• Page excerpt:
Look, there’s nothing wrong with any of the words individually. In fact, together, they make a reasonably good summary of the institution’s values. But values are not neither vision nor mission: they are a third category which certainly informs the vision (and to some extent the mission) but they are not the vision itself.
Plus, grammatically it’s a nightmare. It’s two sets of three nouns apiece, linked together with the word “through”. This technically sets up a weird 3×3 group of noun pairings which are, at least in theory, the reason why McMaster will “advance human and societal health and well-being”. And of the 9 “through” statements perhaps six actually work (it would probably work better if they swapped excellence and ambition on either side of the “through”).
Impact through Excellence | Impact through Inclusion | Impact through Community |
Ambition through Excellence | Ambition through Inclusion | Ambition through Community |
Transformation through Excellence | Transformation through Inclusion | Transformation through Community |
In sum: what McMaster has done here is adopt an ok-but-nothing-special vision statement and tried to cover it up by cramming an entire statement of values into nine words and sticking them awkwardly on the front. Obviously, no university ever really suffered for having a poorly-crafted vision statement, but this really could have been better.
Four “and”s in a declarative statement? Result of too many focus groups and someone dropping the agreed upon words and putting them back together in the wrong order. Genuinely wonder how many hours were consumed?
Having been engaged in organizational change and transformation work, this kind of vision statement gets in the way of focused work. It would be easier if they had just said “McMaster – No Worse Than Anyone Else”. Seriously, just exactly what strategic intention is revealed here and what metrics would be used to demonstrate progress. Really. McMaster “All things to all people..”.
Reciting the Rigveda in Serbian whilst doing the Macarena would show a commitment to South Asian literature, Slavic languages, and dance. And they were dropped in the last planning exercise.

• Problems to solve:
1. Rewrite the part of the vision-statement commentary that begins at the words "Reciting the Rigveda" and stops after "last planning exercise.", replacing "Macarena" with "tango".
2. Decide whether each statement agrees with the vision-statement commentary. For each, answer yes or no and quote the words that decide it.
(a) The two sets of three nouns in McMaster's vision statement are joined by the word "through."
(b) All nine "through" pairings in the statement work.
(c) The commentary says universities often suffer badly for having a poorly crafted vision statement.
3. According to the vision-statement commentary, how many words did McMaster cram an entire statement of values into?

• Dataset excerpts:

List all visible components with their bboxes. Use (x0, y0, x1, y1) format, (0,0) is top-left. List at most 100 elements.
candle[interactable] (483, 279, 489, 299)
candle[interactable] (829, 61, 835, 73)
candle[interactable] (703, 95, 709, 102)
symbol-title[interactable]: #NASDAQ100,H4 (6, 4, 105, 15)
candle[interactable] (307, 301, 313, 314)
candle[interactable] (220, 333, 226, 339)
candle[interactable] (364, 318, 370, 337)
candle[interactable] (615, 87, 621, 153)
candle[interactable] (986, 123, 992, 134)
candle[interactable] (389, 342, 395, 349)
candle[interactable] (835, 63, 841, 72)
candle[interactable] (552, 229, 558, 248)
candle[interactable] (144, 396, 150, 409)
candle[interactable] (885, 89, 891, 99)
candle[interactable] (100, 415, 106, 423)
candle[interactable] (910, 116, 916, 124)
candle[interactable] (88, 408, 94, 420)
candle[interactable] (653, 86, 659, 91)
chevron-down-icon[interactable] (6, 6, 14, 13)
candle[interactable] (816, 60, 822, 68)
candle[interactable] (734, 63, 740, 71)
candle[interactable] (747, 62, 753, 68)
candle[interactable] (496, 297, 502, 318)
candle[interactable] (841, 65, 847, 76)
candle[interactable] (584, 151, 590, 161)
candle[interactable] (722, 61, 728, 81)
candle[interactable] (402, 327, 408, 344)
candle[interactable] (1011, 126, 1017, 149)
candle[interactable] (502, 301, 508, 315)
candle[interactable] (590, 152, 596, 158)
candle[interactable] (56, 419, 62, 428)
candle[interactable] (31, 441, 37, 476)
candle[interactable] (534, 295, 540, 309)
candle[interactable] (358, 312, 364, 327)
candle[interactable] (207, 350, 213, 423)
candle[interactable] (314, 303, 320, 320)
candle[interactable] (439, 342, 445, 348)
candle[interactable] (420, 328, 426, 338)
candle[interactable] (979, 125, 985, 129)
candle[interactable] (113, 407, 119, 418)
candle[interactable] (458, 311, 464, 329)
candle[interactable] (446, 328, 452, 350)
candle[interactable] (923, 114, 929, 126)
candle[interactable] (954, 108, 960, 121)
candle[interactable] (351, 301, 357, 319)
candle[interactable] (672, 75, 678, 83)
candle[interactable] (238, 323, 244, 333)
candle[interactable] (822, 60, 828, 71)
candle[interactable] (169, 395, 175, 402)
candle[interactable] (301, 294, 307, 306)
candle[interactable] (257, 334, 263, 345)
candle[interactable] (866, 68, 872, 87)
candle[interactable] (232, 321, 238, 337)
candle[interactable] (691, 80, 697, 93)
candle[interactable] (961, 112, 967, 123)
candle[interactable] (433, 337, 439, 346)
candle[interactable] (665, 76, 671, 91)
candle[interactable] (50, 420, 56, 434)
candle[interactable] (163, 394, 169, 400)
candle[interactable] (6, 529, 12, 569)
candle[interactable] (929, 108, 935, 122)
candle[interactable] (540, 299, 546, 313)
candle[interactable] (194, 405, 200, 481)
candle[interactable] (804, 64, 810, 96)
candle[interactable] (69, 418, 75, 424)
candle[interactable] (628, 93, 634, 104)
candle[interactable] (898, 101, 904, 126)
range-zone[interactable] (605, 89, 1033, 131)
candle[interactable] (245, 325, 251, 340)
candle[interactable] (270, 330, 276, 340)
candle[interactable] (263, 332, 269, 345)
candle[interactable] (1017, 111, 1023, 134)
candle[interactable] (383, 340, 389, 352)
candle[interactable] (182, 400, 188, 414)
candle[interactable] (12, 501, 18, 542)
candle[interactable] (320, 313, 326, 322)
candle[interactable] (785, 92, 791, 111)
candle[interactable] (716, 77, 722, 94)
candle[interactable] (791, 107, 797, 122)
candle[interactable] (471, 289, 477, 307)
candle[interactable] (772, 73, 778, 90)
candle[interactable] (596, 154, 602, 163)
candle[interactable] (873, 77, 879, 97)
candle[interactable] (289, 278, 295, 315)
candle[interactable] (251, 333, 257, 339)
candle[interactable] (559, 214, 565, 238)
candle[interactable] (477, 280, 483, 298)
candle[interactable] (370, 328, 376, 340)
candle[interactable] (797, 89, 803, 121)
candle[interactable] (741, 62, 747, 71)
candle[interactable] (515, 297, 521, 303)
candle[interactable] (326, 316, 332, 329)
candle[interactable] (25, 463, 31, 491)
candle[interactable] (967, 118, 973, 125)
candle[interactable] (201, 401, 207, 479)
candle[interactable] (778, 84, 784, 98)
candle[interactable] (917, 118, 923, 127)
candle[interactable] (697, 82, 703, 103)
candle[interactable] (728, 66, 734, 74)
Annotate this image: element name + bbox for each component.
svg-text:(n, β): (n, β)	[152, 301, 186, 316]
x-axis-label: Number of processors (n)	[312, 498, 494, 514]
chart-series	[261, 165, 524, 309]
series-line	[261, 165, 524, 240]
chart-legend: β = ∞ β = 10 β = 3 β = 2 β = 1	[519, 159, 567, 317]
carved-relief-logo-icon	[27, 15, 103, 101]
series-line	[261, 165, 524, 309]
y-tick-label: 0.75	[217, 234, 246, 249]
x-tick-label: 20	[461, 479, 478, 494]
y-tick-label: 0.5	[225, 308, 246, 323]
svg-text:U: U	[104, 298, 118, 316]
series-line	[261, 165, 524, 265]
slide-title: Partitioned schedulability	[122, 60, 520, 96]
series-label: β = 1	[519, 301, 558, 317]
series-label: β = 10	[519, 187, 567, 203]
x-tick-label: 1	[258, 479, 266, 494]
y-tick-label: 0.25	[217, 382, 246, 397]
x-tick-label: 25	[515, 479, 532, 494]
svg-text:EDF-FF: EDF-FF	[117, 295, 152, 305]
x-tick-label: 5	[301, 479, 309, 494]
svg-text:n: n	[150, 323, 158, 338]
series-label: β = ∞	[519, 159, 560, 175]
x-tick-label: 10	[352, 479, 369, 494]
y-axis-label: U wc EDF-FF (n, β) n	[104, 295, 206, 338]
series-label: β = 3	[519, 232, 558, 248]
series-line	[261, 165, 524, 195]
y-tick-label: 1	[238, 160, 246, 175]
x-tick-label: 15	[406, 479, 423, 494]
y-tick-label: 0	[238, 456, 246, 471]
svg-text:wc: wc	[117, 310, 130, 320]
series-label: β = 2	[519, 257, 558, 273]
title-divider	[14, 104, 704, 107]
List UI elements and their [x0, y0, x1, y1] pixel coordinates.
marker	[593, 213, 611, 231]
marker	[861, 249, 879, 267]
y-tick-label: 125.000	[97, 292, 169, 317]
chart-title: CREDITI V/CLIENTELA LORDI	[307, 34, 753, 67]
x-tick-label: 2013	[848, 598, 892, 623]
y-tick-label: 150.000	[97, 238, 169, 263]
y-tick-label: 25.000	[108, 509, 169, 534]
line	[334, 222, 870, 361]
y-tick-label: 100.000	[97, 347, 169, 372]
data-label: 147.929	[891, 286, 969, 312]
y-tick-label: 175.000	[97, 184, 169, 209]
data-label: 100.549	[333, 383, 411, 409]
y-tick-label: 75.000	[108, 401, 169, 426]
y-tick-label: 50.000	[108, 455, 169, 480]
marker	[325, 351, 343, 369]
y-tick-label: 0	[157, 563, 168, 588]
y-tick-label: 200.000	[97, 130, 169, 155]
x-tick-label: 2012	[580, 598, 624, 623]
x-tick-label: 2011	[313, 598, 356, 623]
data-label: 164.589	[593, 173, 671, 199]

• Results in order:
1.
Reciting the Rigveda in Serbian whilst doing the tango would show a commitment to South Asian literature, Slavic languages, and dance. And they were dropped in the last planning exercise.

2.
(a) Yes: "It’s two sets of three nouns apiece, linked together with the word “through”."
(b) No: "And of the 9 “through” statements perhaps six actually work"
(c) No: "no university ever really suffered for having a poorly-crafted vision statement"

3. Nine words.